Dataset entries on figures
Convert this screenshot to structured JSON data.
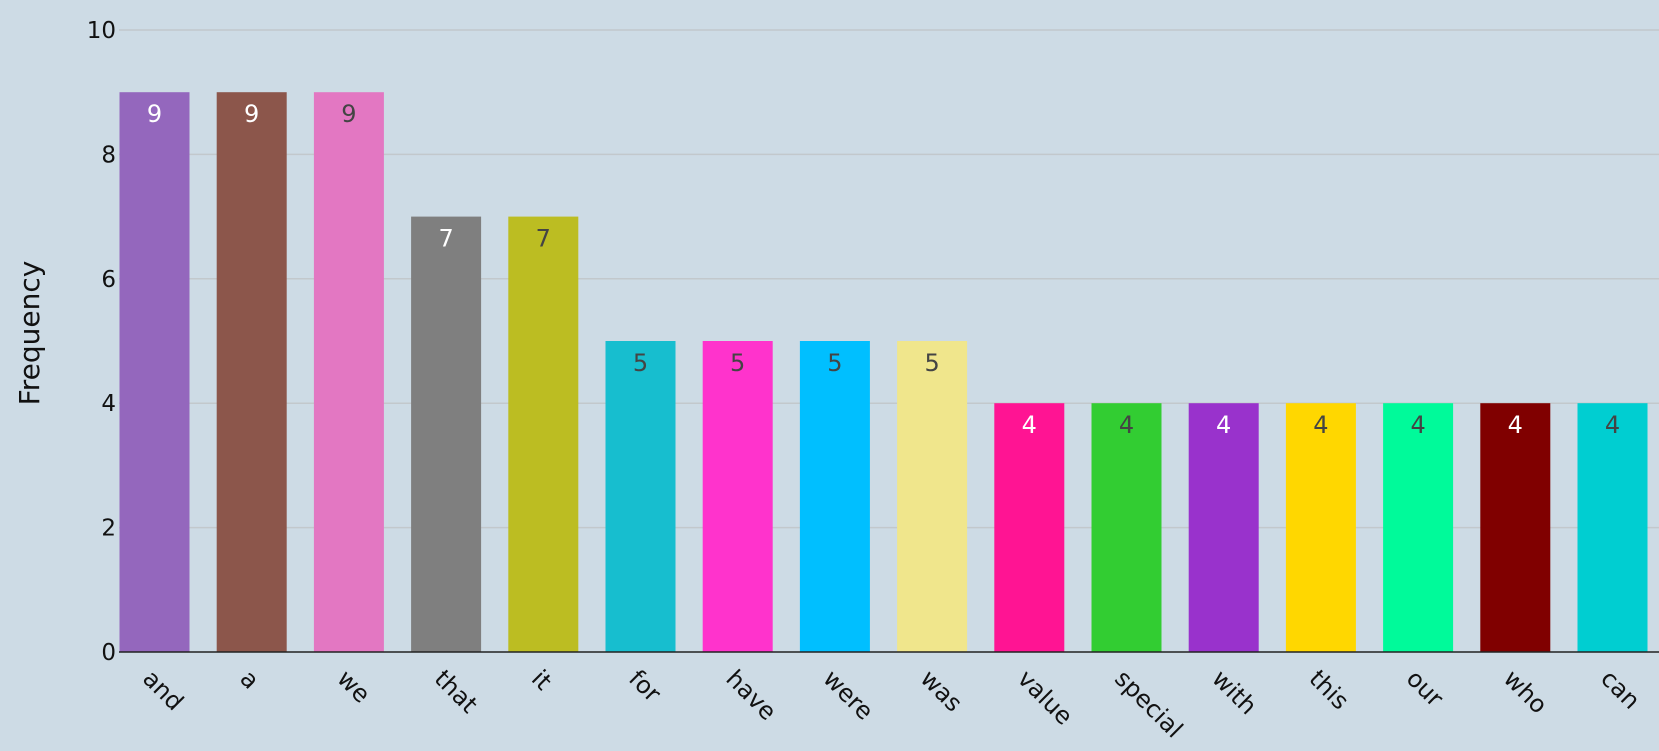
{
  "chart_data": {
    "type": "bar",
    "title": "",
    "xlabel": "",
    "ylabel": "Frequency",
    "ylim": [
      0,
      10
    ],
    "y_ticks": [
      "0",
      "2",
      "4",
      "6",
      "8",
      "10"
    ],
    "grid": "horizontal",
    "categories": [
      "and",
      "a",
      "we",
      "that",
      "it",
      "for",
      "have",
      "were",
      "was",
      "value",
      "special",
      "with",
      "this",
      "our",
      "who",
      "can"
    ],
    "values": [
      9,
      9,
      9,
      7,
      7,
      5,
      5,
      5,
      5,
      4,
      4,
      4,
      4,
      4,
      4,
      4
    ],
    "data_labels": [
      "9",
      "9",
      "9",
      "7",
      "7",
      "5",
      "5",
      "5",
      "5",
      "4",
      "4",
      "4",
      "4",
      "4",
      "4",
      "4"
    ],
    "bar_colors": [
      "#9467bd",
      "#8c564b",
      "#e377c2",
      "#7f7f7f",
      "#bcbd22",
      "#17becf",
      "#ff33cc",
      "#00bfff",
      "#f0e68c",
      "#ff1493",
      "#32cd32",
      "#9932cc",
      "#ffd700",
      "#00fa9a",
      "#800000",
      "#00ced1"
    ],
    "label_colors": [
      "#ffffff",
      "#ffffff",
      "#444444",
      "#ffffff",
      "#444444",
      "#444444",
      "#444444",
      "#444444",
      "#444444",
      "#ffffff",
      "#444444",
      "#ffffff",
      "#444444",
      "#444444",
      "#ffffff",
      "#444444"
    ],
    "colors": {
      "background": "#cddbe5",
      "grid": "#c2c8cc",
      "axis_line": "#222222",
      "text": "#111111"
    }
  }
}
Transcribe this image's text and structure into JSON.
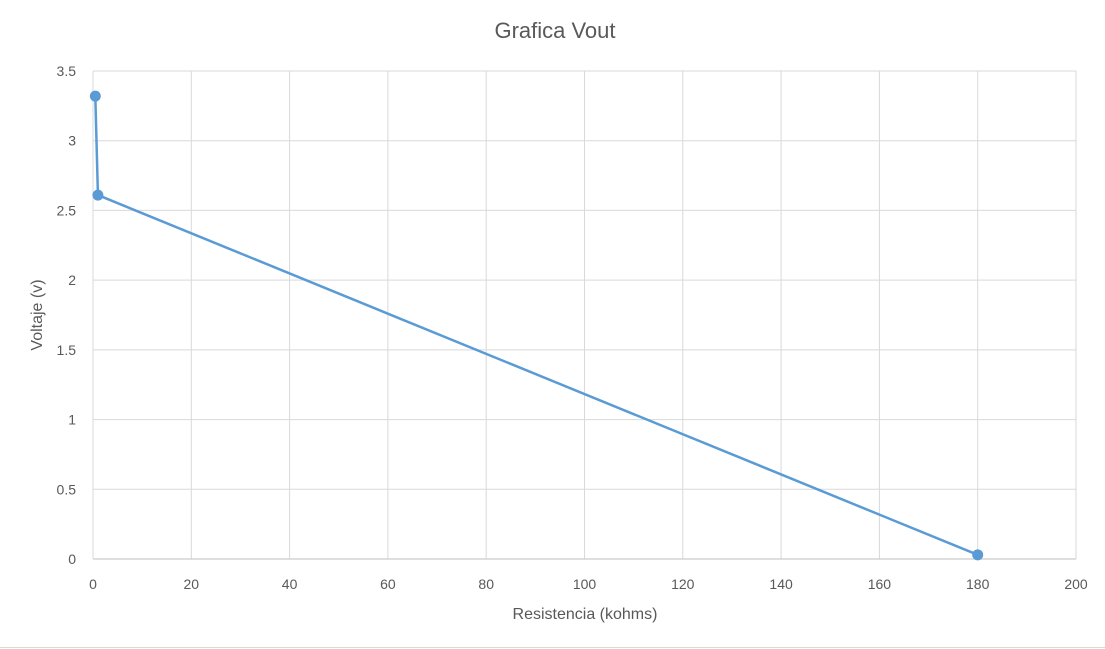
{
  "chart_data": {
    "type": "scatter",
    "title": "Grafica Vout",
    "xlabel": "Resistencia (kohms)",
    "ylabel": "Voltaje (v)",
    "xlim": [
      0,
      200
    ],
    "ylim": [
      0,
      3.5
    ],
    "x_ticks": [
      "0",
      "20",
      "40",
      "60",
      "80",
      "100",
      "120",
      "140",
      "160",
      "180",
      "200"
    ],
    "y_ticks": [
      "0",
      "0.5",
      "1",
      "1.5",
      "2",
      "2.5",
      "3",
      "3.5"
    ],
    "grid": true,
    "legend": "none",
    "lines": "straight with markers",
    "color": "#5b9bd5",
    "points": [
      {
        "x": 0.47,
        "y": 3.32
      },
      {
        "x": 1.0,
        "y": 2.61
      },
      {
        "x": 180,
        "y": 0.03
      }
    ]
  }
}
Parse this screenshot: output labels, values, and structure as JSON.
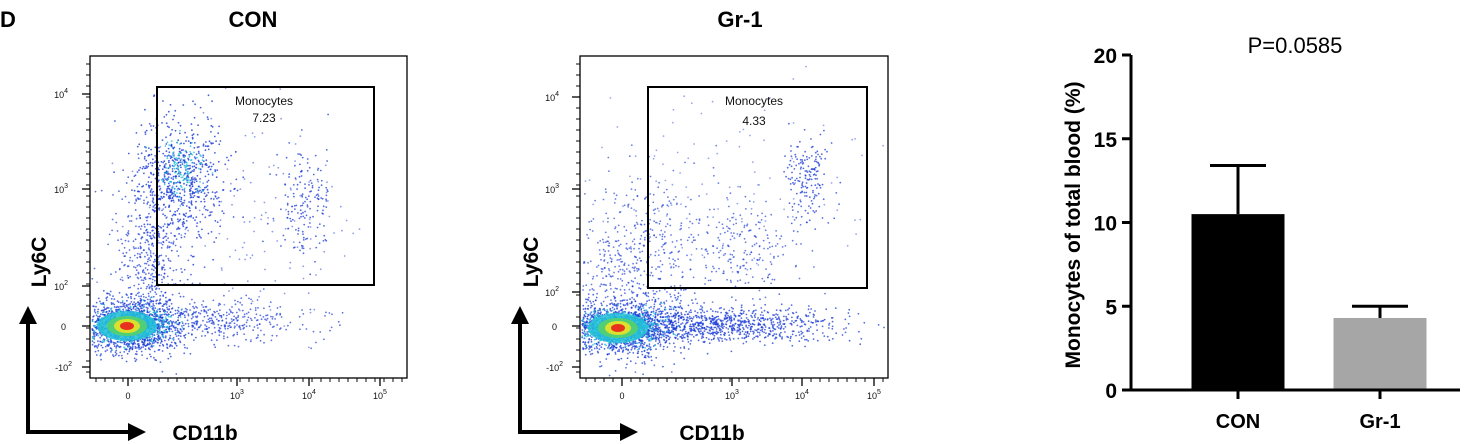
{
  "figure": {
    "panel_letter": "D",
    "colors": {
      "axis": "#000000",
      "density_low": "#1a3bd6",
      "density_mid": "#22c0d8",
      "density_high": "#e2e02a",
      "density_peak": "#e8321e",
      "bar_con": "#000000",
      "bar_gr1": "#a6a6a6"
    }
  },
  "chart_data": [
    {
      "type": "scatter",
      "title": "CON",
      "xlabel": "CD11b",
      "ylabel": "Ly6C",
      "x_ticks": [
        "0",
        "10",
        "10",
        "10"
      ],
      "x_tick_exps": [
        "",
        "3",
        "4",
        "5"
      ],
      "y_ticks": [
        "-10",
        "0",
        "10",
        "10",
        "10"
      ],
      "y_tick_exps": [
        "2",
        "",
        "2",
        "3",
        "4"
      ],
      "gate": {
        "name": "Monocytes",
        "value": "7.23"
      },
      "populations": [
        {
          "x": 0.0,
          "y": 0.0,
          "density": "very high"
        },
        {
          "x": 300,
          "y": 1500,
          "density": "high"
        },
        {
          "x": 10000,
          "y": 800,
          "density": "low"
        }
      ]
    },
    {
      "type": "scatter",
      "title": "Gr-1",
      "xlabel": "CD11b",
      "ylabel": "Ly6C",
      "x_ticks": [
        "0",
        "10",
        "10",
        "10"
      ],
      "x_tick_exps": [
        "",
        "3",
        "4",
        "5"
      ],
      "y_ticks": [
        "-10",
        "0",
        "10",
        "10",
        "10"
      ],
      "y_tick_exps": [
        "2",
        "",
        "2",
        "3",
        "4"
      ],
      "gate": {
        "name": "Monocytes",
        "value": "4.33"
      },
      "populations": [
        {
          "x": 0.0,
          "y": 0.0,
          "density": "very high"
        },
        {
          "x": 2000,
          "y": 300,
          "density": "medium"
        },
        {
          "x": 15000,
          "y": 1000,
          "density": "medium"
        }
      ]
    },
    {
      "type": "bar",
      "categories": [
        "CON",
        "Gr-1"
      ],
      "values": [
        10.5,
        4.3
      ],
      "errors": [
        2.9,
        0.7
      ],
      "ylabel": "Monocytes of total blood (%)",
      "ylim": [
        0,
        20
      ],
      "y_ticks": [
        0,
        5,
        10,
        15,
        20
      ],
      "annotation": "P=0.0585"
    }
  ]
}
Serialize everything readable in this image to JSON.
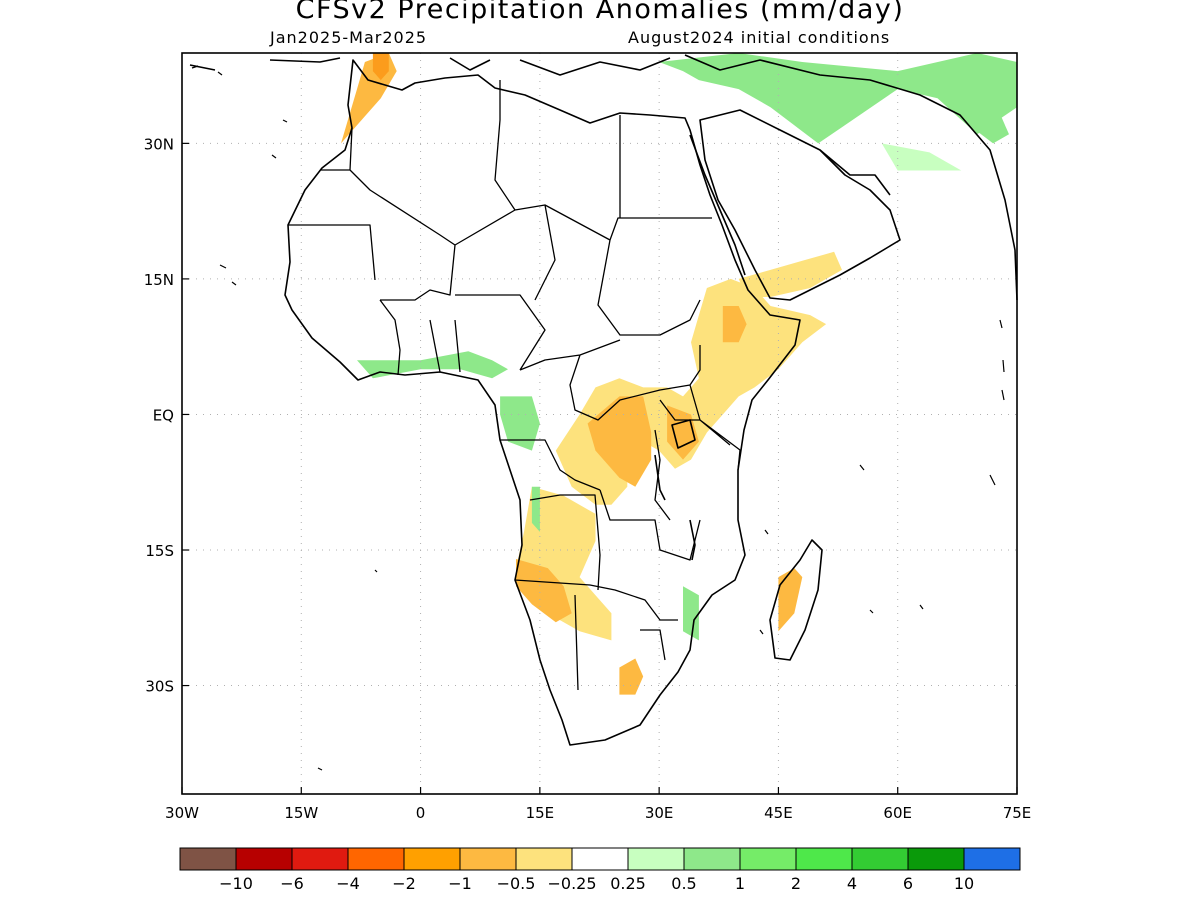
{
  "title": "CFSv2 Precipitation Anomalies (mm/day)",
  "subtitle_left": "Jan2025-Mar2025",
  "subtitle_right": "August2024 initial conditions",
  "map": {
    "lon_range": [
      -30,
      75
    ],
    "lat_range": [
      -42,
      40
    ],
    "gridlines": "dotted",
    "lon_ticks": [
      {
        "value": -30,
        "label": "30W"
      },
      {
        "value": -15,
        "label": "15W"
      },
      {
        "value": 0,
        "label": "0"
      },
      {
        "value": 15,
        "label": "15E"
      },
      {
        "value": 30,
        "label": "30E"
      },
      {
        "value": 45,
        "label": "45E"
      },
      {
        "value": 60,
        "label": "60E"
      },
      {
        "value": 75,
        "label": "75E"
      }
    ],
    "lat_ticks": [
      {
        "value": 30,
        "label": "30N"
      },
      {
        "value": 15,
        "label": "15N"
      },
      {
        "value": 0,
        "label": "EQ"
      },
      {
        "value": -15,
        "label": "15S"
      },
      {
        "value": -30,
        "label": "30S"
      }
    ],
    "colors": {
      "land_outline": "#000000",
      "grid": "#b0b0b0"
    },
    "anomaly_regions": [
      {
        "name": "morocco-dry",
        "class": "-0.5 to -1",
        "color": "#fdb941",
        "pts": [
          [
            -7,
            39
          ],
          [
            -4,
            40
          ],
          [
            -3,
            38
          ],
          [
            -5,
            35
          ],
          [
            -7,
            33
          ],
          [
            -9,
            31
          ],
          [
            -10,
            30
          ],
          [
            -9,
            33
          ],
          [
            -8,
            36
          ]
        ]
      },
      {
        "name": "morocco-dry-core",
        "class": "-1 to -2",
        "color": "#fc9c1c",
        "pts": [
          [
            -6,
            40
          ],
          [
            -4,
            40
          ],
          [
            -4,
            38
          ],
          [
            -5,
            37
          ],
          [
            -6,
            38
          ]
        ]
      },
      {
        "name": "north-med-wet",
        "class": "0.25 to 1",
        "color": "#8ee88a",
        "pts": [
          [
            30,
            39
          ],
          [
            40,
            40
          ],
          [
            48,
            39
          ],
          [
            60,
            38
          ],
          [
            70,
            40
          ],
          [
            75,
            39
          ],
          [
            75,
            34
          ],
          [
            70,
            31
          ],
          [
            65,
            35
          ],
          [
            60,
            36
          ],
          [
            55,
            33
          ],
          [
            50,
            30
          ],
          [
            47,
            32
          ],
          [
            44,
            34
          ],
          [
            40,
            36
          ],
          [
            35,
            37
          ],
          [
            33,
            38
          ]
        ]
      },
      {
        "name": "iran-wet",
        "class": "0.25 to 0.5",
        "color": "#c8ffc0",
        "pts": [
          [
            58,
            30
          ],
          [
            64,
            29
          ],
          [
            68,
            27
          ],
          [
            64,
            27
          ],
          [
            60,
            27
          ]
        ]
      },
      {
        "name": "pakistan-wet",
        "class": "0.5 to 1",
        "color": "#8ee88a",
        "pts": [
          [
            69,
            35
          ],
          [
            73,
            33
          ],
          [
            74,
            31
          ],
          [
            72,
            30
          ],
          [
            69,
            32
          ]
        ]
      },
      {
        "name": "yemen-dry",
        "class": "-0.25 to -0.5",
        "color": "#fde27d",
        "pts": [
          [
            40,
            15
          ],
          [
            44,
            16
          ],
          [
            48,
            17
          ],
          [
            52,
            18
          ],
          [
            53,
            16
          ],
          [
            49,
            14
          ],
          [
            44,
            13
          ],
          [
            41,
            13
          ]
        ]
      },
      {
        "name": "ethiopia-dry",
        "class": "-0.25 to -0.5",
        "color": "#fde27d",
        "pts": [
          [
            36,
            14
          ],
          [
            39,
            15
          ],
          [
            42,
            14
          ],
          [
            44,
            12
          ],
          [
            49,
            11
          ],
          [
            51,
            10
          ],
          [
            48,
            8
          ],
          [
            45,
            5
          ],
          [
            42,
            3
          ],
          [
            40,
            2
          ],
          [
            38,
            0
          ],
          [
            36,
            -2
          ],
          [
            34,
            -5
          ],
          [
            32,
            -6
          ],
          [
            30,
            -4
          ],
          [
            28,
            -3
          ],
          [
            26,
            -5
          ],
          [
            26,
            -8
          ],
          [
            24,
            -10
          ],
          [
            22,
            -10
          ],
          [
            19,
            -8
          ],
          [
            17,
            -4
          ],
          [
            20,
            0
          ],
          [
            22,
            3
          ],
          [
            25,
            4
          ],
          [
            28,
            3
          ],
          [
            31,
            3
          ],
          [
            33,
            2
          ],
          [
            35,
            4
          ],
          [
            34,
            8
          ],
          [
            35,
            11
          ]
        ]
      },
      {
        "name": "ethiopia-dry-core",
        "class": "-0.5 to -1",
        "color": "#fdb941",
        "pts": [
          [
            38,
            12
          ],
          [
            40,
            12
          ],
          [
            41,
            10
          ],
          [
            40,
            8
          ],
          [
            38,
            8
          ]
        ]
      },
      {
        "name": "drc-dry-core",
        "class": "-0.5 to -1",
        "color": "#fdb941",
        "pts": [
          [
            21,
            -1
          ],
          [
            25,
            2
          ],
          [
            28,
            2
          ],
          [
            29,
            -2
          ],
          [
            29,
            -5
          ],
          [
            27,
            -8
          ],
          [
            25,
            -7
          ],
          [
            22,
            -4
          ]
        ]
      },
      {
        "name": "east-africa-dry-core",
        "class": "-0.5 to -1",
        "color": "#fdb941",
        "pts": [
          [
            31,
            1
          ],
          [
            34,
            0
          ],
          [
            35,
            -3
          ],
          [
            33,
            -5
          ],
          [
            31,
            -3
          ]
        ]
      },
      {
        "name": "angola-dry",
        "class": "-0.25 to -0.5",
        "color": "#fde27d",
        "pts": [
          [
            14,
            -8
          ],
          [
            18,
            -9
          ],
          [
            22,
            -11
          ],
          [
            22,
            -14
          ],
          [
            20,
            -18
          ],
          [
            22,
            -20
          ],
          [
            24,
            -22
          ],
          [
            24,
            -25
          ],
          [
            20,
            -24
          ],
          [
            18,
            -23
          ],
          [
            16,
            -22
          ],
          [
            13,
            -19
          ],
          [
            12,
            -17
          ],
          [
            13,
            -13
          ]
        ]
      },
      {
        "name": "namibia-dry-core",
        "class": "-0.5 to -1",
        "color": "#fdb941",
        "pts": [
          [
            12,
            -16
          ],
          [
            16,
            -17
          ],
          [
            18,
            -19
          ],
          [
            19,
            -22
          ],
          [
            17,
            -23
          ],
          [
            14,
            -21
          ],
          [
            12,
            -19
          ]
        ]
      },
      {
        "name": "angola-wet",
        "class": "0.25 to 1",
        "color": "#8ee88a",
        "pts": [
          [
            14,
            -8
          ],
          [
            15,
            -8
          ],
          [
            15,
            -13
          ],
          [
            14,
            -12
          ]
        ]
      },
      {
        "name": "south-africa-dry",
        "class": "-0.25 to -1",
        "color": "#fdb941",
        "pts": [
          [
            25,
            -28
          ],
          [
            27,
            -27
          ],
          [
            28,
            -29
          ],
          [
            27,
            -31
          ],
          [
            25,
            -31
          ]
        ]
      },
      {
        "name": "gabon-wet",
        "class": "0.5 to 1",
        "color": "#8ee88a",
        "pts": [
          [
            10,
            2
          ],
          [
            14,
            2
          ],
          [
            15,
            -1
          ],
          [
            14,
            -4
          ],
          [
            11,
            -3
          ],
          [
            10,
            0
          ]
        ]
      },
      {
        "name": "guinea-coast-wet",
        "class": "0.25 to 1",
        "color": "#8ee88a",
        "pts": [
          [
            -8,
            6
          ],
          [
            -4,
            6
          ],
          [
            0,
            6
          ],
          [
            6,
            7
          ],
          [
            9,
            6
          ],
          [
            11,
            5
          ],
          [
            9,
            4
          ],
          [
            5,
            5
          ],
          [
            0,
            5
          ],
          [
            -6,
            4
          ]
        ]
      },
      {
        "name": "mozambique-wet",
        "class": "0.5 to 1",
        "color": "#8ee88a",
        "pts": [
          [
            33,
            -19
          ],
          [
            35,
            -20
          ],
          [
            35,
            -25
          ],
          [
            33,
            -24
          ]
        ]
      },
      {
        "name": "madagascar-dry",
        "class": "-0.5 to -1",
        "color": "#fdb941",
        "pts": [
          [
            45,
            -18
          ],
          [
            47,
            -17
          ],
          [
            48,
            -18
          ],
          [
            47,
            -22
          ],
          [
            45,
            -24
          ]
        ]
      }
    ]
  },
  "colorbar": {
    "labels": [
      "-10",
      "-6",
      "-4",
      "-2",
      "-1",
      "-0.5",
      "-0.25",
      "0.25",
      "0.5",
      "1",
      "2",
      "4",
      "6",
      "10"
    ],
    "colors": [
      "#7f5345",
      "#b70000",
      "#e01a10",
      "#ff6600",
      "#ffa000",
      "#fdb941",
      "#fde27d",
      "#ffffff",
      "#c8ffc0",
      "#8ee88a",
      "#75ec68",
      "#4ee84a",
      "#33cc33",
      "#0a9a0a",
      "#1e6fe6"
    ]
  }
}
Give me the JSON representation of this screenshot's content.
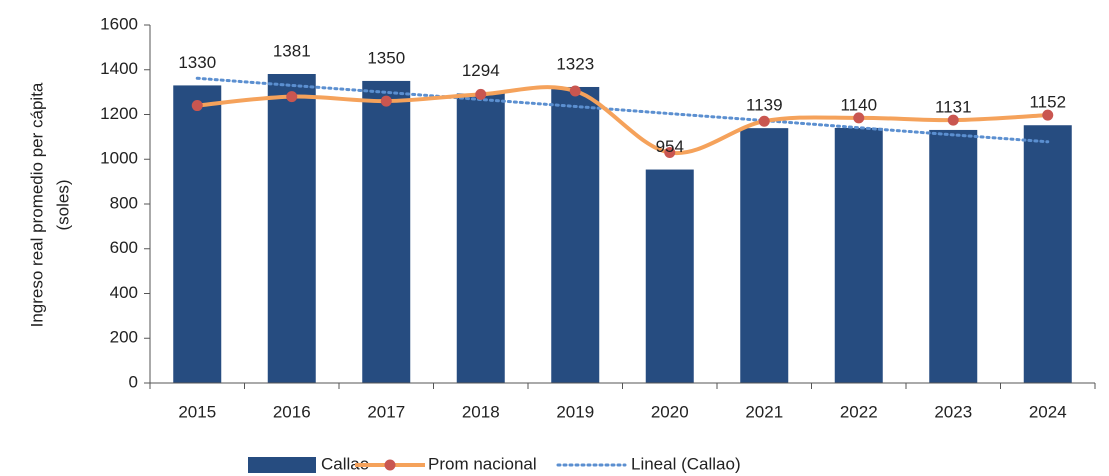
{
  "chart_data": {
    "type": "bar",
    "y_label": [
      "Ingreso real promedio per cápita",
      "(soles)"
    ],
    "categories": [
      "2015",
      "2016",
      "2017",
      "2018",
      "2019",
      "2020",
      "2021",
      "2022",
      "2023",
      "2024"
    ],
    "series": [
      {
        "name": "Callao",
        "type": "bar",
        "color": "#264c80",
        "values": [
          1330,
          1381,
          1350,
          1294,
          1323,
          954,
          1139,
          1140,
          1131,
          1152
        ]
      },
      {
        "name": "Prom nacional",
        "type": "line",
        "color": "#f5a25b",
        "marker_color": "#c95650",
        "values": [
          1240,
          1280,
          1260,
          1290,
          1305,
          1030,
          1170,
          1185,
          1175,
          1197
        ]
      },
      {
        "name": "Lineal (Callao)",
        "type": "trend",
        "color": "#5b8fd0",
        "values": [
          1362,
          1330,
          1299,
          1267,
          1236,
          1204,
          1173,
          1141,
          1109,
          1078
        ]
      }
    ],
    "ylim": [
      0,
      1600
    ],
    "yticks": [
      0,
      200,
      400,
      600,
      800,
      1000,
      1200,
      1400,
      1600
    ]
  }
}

▸ WHAT THE EXERCISE ASKS
Reply with nothing except the number of lines in the listing above that include "this".

▸ THE REPLY
6